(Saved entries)
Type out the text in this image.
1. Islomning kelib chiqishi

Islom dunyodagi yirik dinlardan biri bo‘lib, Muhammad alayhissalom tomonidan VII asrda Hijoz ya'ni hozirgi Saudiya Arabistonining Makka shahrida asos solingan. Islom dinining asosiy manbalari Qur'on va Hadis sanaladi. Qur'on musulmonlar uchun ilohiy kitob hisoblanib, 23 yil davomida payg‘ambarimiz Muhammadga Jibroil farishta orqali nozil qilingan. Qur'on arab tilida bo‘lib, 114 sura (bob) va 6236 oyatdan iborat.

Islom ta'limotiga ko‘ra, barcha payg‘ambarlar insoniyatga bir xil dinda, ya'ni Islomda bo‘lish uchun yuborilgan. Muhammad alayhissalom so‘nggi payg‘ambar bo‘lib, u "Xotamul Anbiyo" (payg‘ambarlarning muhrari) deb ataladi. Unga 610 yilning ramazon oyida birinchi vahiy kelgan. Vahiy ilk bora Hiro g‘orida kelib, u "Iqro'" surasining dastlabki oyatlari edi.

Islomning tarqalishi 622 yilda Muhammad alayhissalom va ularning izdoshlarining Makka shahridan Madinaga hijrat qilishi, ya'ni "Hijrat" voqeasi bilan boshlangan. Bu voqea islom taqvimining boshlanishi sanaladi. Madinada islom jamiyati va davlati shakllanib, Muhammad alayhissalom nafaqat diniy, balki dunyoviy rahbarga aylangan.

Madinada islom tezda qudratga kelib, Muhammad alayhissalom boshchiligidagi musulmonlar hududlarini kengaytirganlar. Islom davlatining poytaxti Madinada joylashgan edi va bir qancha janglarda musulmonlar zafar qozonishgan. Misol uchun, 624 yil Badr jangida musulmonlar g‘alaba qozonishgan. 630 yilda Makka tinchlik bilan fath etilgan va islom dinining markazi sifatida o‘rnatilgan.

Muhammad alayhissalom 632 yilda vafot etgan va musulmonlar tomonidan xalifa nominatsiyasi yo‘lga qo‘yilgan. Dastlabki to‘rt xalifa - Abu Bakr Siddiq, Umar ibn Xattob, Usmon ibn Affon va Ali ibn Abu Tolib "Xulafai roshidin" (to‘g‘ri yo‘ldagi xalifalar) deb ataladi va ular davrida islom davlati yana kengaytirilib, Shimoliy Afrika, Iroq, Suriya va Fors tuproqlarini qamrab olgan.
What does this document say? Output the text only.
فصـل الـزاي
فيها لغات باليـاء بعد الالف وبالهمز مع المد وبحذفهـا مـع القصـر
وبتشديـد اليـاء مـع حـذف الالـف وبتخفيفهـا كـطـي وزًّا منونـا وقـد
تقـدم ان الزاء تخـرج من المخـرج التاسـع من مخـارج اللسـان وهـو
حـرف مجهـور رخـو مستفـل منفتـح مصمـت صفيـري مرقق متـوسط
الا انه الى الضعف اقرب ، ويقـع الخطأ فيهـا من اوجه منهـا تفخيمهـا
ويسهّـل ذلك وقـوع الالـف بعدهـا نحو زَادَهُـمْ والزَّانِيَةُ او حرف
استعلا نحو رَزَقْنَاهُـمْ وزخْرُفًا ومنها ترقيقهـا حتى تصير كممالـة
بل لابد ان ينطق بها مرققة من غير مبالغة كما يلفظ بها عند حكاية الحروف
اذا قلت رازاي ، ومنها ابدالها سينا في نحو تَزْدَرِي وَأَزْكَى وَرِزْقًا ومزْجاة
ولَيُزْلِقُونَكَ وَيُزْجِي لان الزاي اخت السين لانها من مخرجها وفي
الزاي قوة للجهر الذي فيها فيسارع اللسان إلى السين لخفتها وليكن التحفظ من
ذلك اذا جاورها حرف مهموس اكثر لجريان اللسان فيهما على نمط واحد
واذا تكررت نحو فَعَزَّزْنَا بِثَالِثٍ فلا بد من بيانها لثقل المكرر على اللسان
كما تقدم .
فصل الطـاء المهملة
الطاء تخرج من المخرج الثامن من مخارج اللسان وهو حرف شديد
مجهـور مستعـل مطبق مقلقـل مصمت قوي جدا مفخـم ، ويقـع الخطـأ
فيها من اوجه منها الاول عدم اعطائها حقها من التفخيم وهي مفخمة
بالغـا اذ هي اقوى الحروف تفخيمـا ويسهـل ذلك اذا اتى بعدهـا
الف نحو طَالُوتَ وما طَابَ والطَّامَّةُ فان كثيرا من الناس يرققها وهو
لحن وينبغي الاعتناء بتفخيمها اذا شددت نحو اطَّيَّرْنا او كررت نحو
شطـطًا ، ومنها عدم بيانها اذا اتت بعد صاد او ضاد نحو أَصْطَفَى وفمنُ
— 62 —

Given exercise =>
Reproduce the records above exactly.

Task answer =>
Type out the text in this image.
1. Islomning kelib chiqishi

Islom dunyodagi yirik dinlardan biri bo‘lib, Muhammad alayhissalom tomonidan VII asrda Hijoz ya'ni hozirgi Saudiya Arabistonining Makka shahrida asos solingan. Islom dinining asosiy manbalari Qur'on va Hadis sanaladi. Qur'on musulmonlar uchun ilohiy kitob hisoblanib, 23 yil davomida payg‘ambarimiz Muhammadga Jibroil farishta orqali nozil qilingan. Qur'on arab tilida bo‘lib, 114 sura (bob) va 6236 oyatdan iborat.

Islom ta'limotiga ko‘ra, barcha payg‘ambarlar insoniyatga bir xil dinda, ya'ni Islomda bo‘lish uchun yuborilgan. Muhammad alayhissalom so‘nggi payg‘ambar bo‘lib, u "Xotamul Anbiyo" (payg‘ambarlarning muhrari) deb ataladi. Unga 610 yilning ramazon oyida birinchi vahiy kelgan. Vahiy ilk bora Hiro g‘orida kelib, u "Iqro'" surasining dastlabki oyatlari edi.

Islomning tarqalishi 622 yilda Muhammad alayhissalom va ularning izdoshlarining Makka shahridan Madinaga hijrat qilishi, ya'ni "Hijrat" voqeasi bilan boshlangan. Bu voqea islom taqvimining boshlanishi sanaladi. Madinada islom jamiyati va davlati shakllanib, Muhammad alayhissalom nafaqat diniy, balki dunyoviy rahbarga aylangan.

Madinada islom tezda qudratga kelib, Muhammad alayhissalom boshchiligidagi musulmonlar hududlarini kengaytirganlar. Islom davlatining poytaxti Madinada joylashgan edi va bir qancha janglarda musulmonlar zafar qozonishgan. Misol uchun, 624 yil Badr jangida musulmonlar g‘alaba qozonishgan. 630 yilda Makka tinchlik bilan fath etilgan va islom dinining markazi sifatida o‘rnatilgan.

Muhammad alayhissalom 632 yilda vafot etgan va musulmonlar tomonidan xalifa nominatsiyasi yo‘lga qo‘yilgan. Dastlabki to‘rt xalifa - Abu Bakr Siddiq, Umar ibn Xattob, Usmon ibn Affon va Ali ibn Abu Tolib "Xulafai roshidin" (to‘g‘ri yo‘ldagi xalifalar) deb ataladi va ular davrida islom davlati yana kengaytirilib, Shimoliy Afrika, Iroq, Suriya va Fors tuproqlarini qamrab olgan.
What does this document say? Output the text only.
فصـل الـزاي
فيها لغات باليـاء بعد الالف وبالهمز مع المد وبحذفهـا مـع القصـر
وبتشديـد اليـاء مـع حـذف الالـف وبتخفيفهـا كـطـي وزًّا منونـا وقـد
تقـدم ان الزاء تخـرج من المخـرج التاسـع من مخـارج اللسـان وهـو
حـرف مجهـور رخـو مستفـل منفتـح مصمـت صفيـري مرقق متـوسط
الا انه الى الضعف اقرب ، ويقـع الخطأ فيهـا من اوجه منهـا تفخيمهـا
ويسهّـل ذلك وقـوع الالـف بعدهـا نحو زَادَهُـمْ والزَّانِيَةُ او حرف
استعلا نحو رَزَقْنَاهُـمْ وزخْرُفًا ومنها ترقيقهـا حتى تصير كممالـة
بل لابد ان ينطق بها مرققة من غير مبالغة كما يلفظ بها عند حكاية الحروف
اذا قلت رازاي ، ومنها ابدالها سينا في نحو تَزْدَرِي وَأَزْكَى وَرِزْقًا ومزْجاة
ولَيُزْلِقُونَكَ وَيُزْجِي لان الزاي اخت السين لانها من مخرجها وفي
الزاي قوة للجهر الذي فيها فيسارع اللسان إلى السين لخفتها وليكن التحفظ من
ذلك اذا جاورها حرف مهموس اكثر لجريان اللسان فيهما على نمط واحد
واذا تكررت نحو فَعَزَّزْنَا بِثَالِثٍ فلا بد من بيانها لثقل المكرر على اللسان
كما تقدم .
فصل الطـاء المهملة
الطاء تخرج من المخرج الثامن من مخارج اللسان وهو حرف شديد
مجهـور مستعـل مطبق مقلقـل مصمت قوي جدا مفخـم ، ويقـع الخطـأ
فيها من اوجه منها الاول عدم اعطائها حقها من التفخيم وهي مفخمة
بالغـا اذ هي اقوى الحروف تفخيمـا ويسهـل ذلك اذا اتى بعدهـا
الف نحو طَالُوتَ وما طَابَ والطَّامَّةُ فان كثيرا من الناس يرققها وهو
لحن وينبغي الاعتناء بتفخيمها اذا شددت نحو اطَّيَّرْنا او كررت نحو
شطـطًا ، ومنها عدم بيانها اذا اتت بعد صاد او ضاد نحو أَصْطَفَى وفمنُ
— 62 —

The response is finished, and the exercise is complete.